→ **Task to carry out**
Pull every line holding the string "heading" from the records below.

(Dataset records)
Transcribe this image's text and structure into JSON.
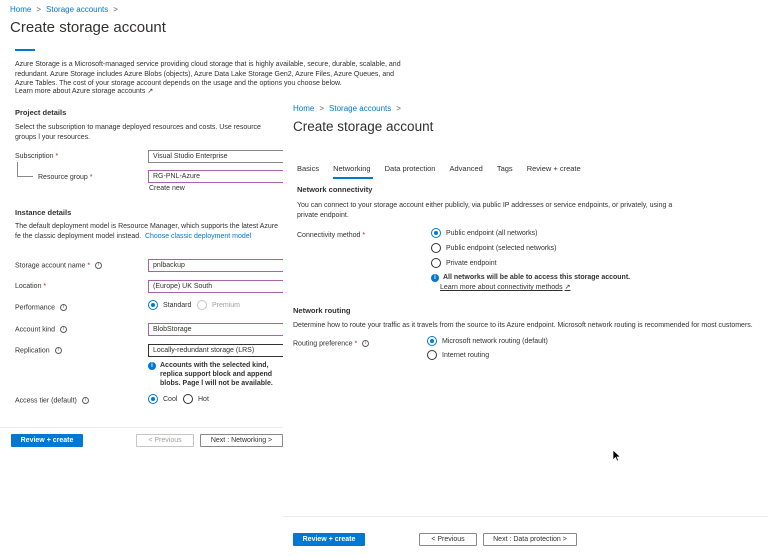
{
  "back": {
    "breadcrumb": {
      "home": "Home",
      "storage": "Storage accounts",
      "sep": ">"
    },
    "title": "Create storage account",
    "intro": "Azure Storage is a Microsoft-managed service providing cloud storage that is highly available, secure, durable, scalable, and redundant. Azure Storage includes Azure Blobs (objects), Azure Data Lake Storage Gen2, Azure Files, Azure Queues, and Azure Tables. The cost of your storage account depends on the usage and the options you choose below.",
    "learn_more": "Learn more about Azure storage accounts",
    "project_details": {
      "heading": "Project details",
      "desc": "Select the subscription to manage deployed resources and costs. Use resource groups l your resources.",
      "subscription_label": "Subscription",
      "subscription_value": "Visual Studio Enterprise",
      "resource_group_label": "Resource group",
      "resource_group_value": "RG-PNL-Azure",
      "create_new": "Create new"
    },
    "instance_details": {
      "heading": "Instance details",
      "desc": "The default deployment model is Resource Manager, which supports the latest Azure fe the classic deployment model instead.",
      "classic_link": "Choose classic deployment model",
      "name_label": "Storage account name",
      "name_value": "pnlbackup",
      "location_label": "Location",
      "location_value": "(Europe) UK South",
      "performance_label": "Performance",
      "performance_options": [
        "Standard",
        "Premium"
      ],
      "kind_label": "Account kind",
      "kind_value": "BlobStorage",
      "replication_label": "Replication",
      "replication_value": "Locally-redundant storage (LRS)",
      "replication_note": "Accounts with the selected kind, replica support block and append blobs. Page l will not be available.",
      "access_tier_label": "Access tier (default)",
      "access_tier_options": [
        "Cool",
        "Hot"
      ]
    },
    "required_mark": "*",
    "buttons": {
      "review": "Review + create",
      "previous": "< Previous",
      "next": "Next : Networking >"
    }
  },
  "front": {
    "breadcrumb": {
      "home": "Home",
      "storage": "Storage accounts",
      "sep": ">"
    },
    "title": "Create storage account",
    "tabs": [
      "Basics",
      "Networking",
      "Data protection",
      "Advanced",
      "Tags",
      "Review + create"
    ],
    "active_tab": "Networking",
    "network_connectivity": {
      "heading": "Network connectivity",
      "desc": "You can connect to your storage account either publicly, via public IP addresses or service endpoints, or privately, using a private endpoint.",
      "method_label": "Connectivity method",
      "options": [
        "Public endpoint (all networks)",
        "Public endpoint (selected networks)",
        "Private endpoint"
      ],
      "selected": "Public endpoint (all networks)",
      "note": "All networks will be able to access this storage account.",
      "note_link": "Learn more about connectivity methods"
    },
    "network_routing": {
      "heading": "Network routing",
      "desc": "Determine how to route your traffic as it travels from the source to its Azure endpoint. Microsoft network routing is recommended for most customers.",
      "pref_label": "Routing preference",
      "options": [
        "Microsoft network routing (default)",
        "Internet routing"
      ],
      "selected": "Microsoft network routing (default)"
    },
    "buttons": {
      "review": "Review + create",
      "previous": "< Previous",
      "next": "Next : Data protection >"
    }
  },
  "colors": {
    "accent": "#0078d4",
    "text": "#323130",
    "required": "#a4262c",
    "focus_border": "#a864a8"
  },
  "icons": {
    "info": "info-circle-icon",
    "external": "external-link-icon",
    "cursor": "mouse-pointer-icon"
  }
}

--

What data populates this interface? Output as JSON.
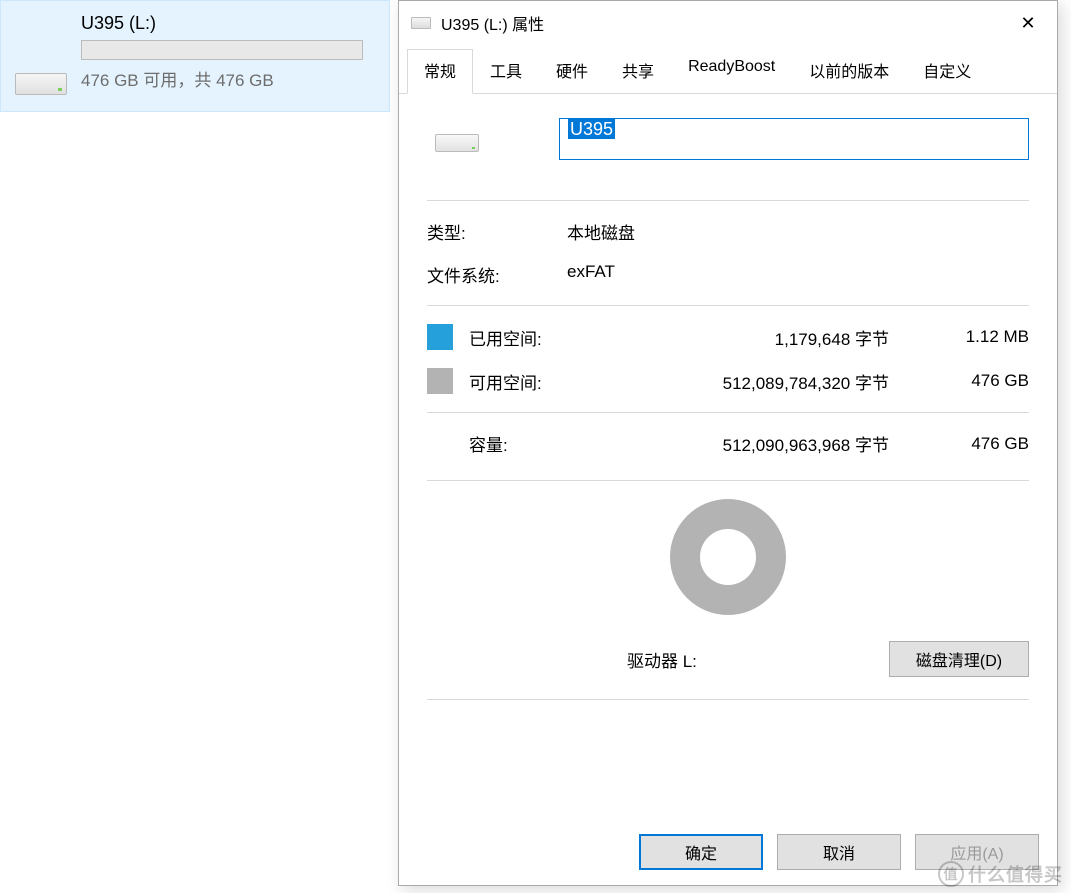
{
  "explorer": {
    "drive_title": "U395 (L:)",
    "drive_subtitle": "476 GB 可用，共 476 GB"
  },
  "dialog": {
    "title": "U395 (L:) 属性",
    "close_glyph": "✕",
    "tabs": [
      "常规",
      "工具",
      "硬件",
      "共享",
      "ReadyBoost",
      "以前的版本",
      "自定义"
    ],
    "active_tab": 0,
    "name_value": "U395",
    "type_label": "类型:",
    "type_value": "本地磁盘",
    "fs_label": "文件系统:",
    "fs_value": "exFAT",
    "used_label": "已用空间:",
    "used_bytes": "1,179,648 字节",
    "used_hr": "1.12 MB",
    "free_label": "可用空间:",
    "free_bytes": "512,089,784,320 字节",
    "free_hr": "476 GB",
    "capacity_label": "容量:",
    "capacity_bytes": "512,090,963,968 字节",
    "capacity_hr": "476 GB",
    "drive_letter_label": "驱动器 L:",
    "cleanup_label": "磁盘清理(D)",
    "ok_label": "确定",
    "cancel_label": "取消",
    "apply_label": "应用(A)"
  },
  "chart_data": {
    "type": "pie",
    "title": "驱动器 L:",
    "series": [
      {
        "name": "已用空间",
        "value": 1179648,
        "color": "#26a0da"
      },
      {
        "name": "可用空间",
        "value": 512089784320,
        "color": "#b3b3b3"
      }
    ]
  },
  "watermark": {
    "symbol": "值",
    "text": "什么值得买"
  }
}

--

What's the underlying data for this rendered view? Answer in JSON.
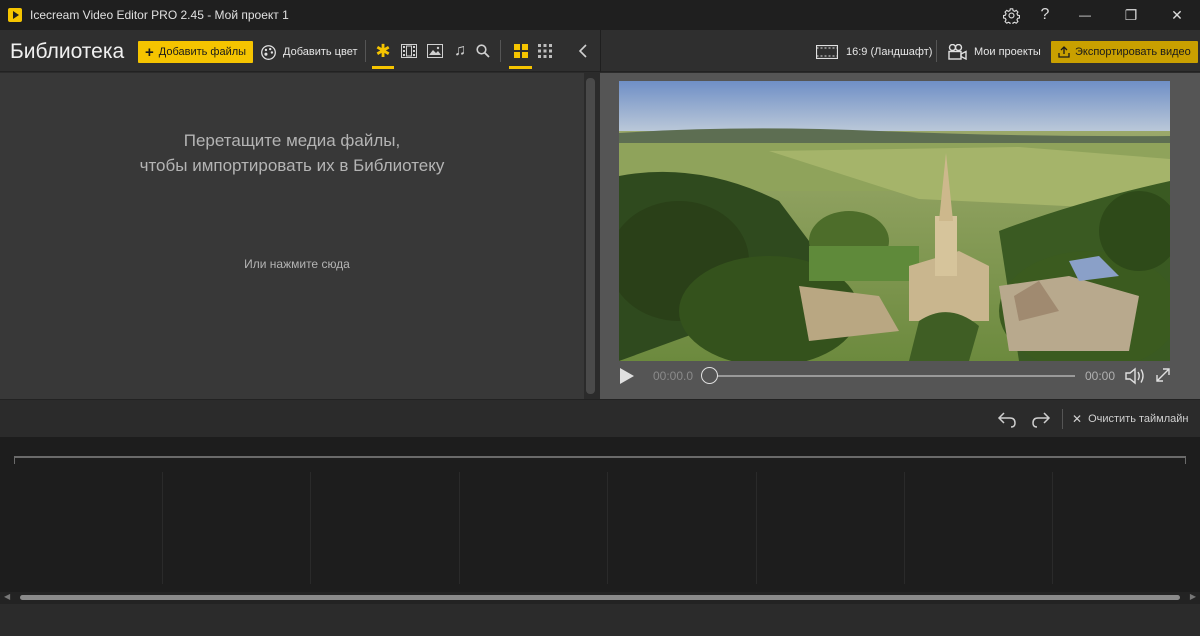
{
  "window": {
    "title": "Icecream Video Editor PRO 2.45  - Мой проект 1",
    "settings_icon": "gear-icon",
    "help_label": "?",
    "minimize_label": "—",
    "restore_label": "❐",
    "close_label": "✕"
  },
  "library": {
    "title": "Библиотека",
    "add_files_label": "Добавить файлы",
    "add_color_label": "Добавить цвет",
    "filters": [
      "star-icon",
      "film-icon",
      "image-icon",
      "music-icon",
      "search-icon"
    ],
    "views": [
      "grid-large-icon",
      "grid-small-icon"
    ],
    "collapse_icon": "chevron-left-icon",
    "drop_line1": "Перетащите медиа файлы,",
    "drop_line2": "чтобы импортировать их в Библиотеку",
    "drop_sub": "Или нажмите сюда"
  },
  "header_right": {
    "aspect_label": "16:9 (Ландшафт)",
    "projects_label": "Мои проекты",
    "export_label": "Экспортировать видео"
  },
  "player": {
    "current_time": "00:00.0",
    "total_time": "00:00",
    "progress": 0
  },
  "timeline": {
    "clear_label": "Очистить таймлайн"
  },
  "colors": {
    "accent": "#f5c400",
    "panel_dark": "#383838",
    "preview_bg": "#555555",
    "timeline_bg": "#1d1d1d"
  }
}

→ **Solution**
      "heading": "Project details",
      "heading": "Instance details",
      "heading": "Network connectivity",
      "heading": "Network routing",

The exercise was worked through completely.